▸ PROMPT: Where does the string "What" appear? Copy every line of the entries below that holds it.
## Start SUPPLIED DATA
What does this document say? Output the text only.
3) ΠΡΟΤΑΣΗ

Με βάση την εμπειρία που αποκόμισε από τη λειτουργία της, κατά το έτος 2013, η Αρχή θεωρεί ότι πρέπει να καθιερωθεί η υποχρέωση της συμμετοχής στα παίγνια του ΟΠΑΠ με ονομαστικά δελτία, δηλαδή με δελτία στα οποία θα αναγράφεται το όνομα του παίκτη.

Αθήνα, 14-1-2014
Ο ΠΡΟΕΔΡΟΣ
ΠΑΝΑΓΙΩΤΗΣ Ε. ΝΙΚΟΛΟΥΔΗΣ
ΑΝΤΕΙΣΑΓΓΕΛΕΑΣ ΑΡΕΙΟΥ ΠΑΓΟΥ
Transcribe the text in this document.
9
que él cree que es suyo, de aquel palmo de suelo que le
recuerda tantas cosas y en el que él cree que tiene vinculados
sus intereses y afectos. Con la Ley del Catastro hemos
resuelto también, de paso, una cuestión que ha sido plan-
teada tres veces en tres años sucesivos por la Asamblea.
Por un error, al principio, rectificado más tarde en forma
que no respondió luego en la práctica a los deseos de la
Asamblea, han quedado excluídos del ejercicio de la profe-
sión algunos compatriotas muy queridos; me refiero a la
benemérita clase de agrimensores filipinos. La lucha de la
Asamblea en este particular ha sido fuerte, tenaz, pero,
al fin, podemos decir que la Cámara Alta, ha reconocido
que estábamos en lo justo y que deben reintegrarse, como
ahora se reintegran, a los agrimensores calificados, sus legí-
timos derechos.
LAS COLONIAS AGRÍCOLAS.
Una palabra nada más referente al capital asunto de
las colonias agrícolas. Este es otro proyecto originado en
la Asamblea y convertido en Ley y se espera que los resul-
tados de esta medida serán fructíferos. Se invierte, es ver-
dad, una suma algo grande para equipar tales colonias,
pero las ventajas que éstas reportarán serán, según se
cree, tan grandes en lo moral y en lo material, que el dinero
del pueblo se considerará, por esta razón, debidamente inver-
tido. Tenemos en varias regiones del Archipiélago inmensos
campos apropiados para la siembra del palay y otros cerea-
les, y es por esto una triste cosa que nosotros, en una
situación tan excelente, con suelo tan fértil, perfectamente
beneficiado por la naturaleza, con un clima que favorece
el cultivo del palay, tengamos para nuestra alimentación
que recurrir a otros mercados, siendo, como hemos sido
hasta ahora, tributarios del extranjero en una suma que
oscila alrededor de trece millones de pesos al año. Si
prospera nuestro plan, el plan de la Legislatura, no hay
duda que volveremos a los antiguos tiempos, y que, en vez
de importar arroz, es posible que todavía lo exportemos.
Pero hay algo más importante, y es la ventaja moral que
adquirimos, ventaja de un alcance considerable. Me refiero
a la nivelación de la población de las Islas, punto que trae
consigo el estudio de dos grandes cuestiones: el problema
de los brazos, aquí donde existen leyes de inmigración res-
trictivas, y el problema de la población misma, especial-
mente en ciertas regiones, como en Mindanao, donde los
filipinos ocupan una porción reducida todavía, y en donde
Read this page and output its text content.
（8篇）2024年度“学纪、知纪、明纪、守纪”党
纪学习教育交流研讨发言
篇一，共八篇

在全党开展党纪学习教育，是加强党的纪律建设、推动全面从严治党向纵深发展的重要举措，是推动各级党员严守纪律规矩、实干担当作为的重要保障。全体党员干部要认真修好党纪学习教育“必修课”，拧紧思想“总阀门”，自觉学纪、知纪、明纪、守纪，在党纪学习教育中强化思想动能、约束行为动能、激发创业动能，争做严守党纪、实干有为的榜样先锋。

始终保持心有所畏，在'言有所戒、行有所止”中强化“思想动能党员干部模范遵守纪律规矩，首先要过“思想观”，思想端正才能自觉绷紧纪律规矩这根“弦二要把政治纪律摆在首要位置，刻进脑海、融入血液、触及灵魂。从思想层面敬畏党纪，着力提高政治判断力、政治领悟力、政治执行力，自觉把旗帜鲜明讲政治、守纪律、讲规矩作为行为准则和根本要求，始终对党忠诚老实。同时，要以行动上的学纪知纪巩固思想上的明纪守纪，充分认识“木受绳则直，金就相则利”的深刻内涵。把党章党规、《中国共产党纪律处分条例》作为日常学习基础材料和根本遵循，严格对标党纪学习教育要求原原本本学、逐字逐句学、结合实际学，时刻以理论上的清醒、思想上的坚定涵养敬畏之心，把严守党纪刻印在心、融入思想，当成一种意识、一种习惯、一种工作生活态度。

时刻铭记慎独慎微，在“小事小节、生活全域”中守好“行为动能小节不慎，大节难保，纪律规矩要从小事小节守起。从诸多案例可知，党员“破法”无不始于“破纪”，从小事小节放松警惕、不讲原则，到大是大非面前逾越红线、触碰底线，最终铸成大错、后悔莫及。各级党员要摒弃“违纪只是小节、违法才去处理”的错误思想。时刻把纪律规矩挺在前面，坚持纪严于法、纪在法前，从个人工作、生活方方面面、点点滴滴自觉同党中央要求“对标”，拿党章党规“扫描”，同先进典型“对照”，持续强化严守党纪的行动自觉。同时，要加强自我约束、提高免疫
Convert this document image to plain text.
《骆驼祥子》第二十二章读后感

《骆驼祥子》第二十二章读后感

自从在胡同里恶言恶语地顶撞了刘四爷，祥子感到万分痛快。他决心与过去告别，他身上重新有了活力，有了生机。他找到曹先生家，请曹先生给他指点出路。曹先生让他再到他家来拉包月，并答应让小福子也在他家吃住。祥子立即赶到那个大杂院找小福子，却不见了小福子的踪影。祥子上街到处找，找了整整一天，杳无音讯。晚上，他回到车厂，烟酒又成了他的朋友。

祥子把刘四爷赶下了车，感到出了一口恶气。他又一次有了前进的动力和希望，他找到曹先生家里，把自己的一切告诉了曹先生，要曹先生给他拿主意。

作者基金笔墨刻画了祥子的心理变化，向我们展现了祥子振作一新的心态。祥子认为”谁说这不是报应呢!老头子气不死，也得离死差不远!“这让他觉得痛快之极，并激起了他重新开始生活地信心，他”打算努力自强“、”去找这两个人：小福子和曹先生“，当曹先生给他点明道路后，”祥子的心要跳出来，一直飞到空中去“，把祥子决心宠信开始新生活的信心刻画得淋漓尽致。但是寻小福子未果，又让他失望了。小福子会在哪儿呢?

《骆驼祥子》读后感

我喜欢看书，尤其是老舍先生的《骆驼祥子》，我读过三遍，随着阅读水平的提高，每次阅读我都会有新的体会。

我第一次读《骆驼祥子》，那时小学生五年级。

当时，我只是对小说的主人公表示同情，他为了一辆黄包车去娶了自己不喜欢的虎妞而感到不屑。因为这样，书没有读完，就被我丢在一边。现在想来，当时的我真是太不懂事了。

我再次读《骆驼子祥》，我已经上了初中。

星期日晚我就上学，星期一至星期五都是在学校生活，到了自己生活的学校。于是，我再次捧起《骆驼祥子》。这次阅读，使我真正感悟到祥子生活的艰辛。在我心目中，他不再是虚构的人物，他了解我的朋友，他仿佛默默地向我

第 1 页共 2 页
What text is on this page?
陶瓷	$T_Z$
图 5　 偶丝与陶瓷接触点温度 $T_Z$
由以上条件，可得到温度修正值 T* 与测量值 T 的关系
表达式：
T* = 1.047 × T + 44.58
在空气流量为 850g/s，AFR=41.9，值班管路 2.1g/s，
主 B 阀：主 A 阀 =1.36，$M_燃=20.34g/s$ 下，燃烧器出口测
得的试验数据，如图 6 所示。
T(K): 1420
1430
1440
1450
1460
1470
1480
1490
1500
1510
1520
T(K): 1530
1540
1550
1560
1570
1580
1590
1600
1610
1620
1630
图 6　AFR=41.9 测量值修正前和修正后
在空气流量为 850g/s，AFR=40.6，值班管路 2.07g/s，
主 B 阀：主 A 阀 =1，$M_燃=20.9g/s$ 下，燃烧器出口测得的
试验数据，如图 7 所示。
## End SUPPLIED DATA
▸ EXERCISE ANSWER:
What does this document say? Output the text only.
What text is on this page?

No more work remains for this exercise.